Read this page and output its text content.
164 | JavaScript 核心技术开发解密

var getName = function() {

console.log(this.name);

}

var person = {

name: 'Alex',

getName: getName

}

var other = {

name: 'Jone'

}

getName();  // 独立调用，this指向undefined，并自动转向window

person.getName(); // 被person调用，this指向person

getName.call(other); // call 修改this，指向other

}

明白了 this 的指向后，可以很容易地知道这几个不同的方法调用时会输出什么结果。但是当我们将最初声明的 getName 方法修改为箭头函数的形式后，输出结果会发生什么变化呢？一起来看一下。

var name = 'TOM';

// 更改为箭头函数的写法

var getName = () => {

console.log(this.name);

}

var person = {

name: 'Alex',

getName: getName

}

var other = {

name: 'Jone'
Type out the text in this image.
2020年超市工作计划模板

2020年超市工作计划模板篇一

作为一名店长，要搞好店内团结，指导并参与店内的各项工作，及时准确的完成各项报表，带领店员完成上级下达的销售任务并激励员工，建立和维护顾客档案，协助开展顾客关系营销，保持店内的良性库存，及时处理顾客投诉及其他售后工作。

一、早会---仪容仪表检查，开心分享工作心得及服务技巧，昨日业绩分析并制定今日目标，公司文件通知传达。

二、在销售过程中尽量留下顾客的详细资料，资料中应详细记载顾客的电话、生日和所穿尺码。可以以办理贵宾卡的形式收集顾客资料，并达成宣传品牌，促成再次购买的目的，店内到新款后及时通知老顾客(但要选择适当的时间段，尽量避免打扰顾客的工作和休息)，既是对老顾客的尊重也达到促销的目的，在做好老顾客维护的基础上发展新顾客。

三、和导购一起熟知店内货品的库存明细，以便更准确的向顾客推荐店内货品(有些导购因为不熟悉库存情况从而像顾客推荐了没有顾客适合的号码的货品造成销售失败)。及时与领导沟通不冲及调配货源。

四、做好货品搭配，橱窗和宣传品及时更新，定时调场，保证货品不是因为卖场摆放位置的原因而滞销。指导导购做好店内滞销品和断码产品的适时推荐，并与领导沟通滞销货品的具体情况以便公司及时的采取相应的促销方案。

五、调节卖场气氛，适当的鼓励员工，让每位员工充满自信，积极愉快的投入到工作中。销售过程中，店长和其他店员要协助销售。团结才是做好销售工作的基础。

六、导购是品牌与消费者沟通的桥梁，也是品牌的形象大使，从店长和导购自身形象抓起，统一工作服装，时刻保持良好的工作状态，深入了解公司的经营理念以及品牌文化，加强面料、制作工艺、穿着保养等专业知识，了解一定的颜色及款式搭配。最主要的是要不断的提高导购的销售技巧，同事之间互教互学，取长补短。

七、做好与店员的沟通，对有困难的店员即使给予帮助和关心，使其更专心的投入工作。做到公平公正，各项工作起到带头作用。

## TASK GOAL:
Take the line with "Type out the text in this image." and all lines after it through the end of the records, and write them out exactly; include nothing else.

## RESPONSE:
Type out the text in this image.
2020年超市工作计划模板

2020年超市工作计划模板篇一

作为一名店长，要搞好店内团结，指导并参与店内的各项工作，及时准确的完成各项报表，带领店员完成上级下达的销售任务并激励员工，建立和维护顾客档案，协助开展顾客关系营销，保持店内的良性库存，及时处理顾客投诉及其他售后工作。

一、早会---仪容仪表检查，开心分享工作心得及服务技巧，昨日业绩分析并制定今日目标，公司文件通知传达。

二、在销售过程中尽量留下顾客的详细资料，资料中应详细记载顾客的电话、生日和所穿尺码。可以以办理贵宾卡的形式收集顾客资料，并达成宣传品牌，促成再次购买的目的，店内到新款后及时通知老顾客(但要选择适当的时间段，尽量避免打扰顾客的工作和休息)，既是对老顾客的尊重也达到促销的目的，在做好老顾客维护的基础上发展新顾客。

三、和导购一起熟知店内货品的库存明细，以便更准确的向顾客推荐店内货品(有些导购因为不熟悉库存情况从而像顾客推荐了没有顾客适合的号码的货品造成销售失败)。及时与领导沟通不冲及调配货源。

四、做好货品搭配，橱窗和宣传品及时更新，定时调场，保证货品不是因为卖场摆放位置的原因而滞销。指导导购做好店内滞销品和断码产品的适时推荐，并与领导沟通滞销货品的具体情况以便公司及时的采取相应的促销方案。

五、调节卖场气氛，适当的鼓励员工，让每位员工充满自信，积极愉快的投入到工作中。销售过程中，店长和其他店员要协助销售。团结才是做好销售工作的基础。

六、导购是品牌与消费者沟通的桥梁，也是品牌的形象大使，从店长和导购自身形象抓起，统一工作服装，时刻保持良好的工作状态，深入了解公司的经营理念以及品牌文化，加强面料、制作工艺、穿着保养等专业知识，了解一定的颜色及款式搭配。最主要的是要不断的提高导购的销售技巧，同事之间互教互学，取长补短。

七、做好与店员的沟通，对有困难的店员即使给予帮助和关心，使其更专心的投入工作。做到公平公正，各项工作起到带头作用。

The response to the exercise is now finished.